Copy each line where the word "this" occurs.

__________________________________________________

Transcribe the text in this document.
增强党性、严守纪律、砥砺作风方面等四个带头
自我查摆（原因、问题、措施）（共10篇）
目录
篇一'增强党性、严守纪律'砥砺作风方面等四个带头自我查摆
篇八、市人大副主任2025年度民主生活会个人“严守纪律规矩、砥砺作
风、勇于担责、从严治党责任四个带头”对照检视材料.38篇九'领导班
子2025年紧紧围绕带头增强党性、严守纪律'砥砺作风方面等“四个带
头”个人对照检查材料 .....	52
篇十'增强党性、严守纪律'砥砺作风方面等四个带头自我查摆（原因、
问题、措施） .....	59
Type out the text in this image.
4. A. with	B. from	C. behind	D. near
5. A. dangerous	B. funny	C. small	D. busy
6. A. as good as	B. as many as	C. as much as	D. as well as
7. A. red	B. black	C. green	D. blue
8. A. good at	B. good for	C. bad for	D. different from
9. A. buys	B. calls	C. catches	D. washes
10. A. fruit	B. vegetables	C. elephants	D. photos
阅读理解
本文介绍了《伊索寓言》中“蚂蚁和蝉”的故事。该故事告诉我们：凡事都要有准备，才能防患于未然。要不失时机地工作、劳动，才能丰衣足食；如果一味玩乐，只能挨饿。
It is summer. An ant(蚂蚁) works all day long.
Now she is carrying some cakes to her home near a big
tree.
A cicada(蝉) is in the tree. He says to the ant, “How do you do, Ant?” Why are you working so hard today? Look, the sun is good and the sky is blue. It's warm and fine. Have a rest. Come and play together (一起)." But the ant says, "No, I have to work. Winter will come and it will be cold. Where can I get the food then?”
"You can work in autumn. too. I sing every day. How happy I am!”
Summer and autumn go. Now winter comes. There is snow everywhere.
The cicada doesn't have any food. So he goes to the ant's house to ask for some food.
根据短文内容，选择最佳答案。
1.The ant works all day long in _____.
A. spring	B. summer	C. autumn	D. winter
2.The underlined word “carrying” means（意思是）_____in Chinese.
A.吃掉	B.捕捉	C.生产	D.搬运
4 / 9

__________________________________________________

## Exercise response
Transcribe the text in this document.
Type out the text in this image.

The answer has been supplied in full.